# GOAL
Print, exactly and completely, every entry in the data.

Start SUPPLIED RECORDS

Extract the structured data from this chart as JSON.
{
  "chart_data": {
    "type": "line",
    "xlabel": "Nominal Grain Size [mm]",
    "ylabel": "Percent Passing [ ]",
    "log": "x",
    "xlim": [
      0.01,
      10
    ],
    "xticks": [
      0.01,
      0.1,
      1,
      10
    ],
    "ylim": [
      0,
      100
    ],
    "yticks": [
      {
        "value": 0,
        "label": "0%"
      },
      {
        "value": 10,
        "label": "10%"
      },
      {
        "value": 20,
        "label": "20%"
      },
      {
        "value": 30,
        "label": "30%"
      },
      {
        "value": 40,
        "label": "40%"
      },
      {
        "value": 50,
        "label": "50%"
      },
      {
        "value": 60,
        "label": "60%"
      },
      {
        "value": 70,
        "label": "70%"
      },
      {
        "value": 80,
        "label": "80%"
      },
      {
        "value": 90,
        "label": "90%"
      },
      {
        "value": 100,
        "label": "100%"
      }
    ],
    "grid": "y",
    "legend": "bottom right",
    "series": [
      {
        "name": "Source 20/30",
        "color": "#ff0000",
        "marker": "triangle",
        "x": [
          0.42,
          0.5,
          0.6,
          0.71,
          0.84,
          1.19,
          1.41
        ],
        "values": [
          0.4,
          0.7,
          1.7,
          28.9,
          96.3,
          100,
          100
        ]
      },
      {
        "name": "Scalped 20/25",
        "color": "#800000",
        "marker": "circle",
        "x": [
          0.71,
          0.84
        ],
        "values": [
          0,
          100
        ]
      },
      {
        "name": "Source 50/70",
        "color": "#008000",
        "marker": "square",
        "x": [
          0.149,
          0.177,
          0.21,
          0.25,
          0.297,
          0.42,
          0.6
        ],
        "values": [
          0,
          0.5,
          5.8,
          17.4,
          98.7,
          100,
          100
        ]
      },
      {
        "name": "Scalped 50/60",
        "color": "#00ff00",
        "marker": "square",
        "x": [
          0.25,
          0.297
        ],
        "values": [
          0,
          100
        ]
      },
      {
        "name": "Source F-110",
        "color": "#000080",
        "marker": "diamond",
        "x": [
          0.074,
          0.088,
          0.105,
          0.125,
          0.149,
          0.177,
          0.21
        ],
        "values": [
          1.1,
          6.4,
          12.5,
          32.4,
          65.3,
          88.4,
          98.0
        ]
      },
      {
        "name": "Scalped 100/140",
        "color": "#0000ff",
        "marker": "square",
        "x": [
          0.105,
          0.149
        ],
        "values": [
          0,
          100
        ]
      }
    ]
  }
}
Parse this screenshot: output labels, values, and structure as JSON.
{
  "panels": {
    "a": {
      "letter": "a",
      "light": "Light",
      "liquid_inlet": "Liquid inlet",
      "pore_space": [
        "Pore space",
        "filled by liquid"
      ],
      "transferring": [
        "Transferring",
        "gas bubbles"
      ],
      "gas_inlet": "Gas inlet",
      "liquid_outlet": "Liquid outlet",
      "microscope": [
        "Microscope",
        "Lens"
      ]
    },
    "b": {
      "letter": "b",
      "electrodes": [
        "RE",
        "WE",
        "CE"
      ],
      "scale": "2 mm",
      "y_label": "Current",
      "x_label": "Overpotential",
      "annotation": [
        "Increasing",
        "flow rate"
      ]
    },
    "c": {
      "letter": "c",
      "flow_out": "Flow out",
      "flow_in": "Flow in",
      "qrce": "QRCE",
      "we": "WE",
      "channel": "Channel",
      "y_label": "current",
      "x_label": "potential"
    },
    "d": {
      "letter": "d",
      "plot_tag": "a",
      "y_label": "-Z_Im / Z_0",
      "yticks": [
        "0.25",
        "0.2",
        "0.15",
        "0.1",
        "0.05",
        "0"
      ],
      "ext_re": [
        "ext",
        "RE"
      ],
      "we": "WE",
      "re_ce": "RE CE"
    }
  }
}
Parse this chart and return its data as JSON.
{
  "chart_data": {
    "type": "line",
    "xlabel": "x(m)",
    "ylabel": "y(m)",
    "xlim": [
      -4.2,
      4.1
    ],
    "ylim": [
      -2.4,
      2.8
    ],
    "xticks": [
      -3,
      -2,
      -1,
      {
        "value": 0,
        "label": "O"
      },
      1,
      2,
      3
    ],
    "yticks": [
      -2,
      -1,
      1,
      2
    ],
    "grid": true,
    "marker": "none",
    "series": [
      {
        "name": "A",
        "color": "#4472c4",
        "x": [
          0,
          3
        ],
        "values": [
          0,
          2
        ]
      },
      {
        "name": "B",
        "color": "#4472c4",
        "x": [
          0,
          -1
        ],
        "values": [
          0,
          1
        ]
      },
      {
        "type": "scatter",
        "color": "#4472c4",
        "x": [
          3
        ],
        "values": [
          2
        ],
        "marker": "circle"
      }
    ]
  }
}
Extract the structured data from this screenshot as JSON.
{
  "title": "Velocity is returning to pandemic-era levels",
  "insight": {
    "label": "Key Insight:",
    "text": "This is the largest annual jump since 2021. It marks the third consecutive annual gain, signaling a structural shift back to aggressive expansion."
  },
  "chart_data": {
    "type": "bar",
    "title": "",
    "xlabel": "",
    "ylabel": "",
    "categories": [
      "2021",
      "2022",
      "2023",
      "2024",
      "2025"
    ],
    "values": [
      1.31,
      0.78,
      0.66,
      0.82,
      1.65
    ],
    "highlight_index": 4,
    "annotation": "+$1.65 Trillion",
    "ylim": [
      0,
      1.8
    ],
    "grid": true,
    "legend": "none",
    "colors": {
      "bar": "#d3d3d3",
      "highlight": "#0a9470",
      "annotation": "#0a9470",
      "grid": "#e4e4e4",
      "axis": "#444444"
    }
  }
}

End SUPPLIED RECORDS

# SOLUTION TO THE PROBLEM
Extract the structured data from this chart as JSON.
{
  "chart_data": {
    "type": "line",
    "xlabel": "Nominal Grain Size [mm]",
    "ylabel": "Percent Passing [ ]",
    "log": "x",
    "xlim": [
      0.01,
      10
    ],
    "xticks": [
      0.01,
      0.1,
      1,
      10
    ],
    "ylim": [
      0,
      100
    ],
    "yticks": [
      {
        "value": 0,
        "label": "0%"
      },
      {
        "value": 10,
        "label": "10%"
      },
      {
        "value": 20,
        "label": "20%"
      },
      {
        "value": 30,
        "label": "30%"
      },
      {
        "value": 40,
        "label": "40%"
      },
      {
        "value": 50,
        "label": "50%"
      },
      {
        "value": 60,
        "label": "60%"
      },
      {
        "value": 70,
        "label": "70%"
      },
      {
        "value": 80,
        "label": "80%"
      },
      {
        "value": 90,
        "label": "90%"
      },
      {
        "value": 100,
        "label": "100%"
      }
    ],
    "grid": "y",
    "legend": "bottom right",
    "series": [
      {
        "name": "Source 20/30",
        "color": "#ff0000",
        "marker": "triangle",
        "x": [
          0.42,
          0.5,
          0.6,
          0.71,
          0.84,
          1.19,
          1.41
        ],
        "values": [
          0.4,
          0.7,
          1.7,
          28.9,
          96.3,
          100,
          100
        ]
      },
      {
        "name": "Scalped 20/25",
        "color": "#800000",
        "marker": "circle",
        "x": [
          0.71,
          0.84
        ],
        "values": [
          0,
          100
        ]
      },
      {
        "name": "Source 50/70",
        "color": "#008000",
        "marker": "square",
        "x": [
          0.149,
          0.177,
          0.21,
          0.25,
          0.297,
          0.42,
          0.6
        ],
        "values": [
          0,
          0.5,
          5.8,
          17.4,
          98.7,
          100,
          100
        ]
      },
      {
        "name": "Scalped 50/60",
        "color": "#00ff00",
        "marker": "square",
        "x": [
          0.25,
          0.297
        ],
        "values": [
          0,
          100
        ]
      },
      {
        "name": "Source F-110",
        "color": "#000080",
        "marker": "diamond",
        "x": [
          0.074,
          0.088,
          0.105,
          0.125,
          0.149,
          0.177,
          0.21
        ],
        "values": [
          1.1,
          6.4,
          12.5,
          32.4,
          65.3,
          88.4,
          98.0
        ]
      },
      {
        "name": "Scalped 100/140",
        "color": "#0000ff",
        "marker": "square",
        "x": [
          0.105,
          0.149
        ],
        "values": [
          0,
          100
        ]
      }
    ]
  }
}
Parse this screenshot: output labels, values, and structure as JSON.
{
  "panels": {
    "a": {
      "letter": "a",
      "light": "Light",
      "liquid_inlet": "Liquid inlet",
      "pore_space": [
        "Pore space",
        "filled by liquid"
      ],
      "transferring": [
        "Transferring",
        "gas bubbles"
      ],
      "gas_inlet": "Gas inlet",
      "liquid_outlet": "Liquid outlet",
      "microscope": [
        "Microscope",
        "Lens"
      ]
    },
    "b": {
      "letter": "b",
      "electrodes": [
        "RE",
        "WE",
        "CE"
      ],
      "scale": "2 mm",
      "y_label": "Current",
      "x_label": "Overpotential",
      "annotation": [
        "Increasing",
        "flow rate"
      ]
    },
    "c": {
      "letter": "c",
      "flow_out": "Flow out",
      "flow_in": "Flow in",
      "qrce": "QRCE",
      "we": "WE",
      "channel": "Channel",
      "y_label": "current",
      "x_label": "potential"
    },
    "d": {
      "letter": "d",
      "plot_tag": "a",
      "y_label": "-Z_Im / Z_0",
      "yticks": [
        "0.25",
        "0.2",
        "0.15",
        "0.1",
        "0.05",
        "0"
      ],
      "ext_re": [
        "ext",
        "RE"
      ],
      "we": "WE",
      "re_ce": "RE CE"
    }
  }
}
Parse this chart and return its data as JSON.
{
  "chart_data": {
    "type": "line",
    "xlabel": "x(m)",
    "ylabel": "y(m)",
    "xlim": [
      -4.2,
      4.1
    ],
    "ylim": [
      -2.4,
      2.8
    ],
    "xticks": [
      -3,
      -2,
      -1,
      {
        "value": 0,
        "label": "O"
      },
      1,
      2,
      3
    ],
    "yticks": [
      -2,
      -1,
      1,
      2
    ],
    "grid": true,
    "marker": "none",
    "series": [
      {
        "name": "A",
        "color": "#4472c4",
        "x": [
          0,
          3
        ],
        "values": [
          0,
          2
        ]
      },
      {
        "name": "B",
        "color": "#4472c4",
        "x": [
          0,
          -1
        ],
        "values": [
          0,
          1
        ]
      },
      {
        "type": "scatter",
        "color": "#4472c4",
        "x": [
          3
        ],
        "values": [
          2
        ],
        "marker": "circle"
      }
    ]
  }
}
Extract the structured data from this screenshot as JSON.
{
  "title": "Velocity is returning to pandemic-era levels",
  "insight": {
    "label": "Key Insight:",
    "text": "This is the largest annual jump since 2021. It marks the third consecutive annual gain, signaling a structural shift back to aggressive expansion."
  },
  "chart_data": {
    "type": "bar",
    "title": "",
    "xlabel": "",
    "ylabel": "",
    "categories": [
      "2021",
      "2022",
      "2023",
      "2024",
      "2025"
    ],
    "values": [
      1.31,
      0.78,
      0.66,
      0.82,
      1.65
    ],
    "highlight_index": 4,
    "annotation": "+$1.65 Trillion",
    "ylim": [
      0,
      1.8
    ],
    "grid": true,
    "legend": "none",
    "colors": {
      "bar": "#d3d3d3",
      "highlight": "#0a9470",
      "annotation": "#0a9470",
      "grid": "#e4e4e4",
      "axis": "#444444"
    }
  }
}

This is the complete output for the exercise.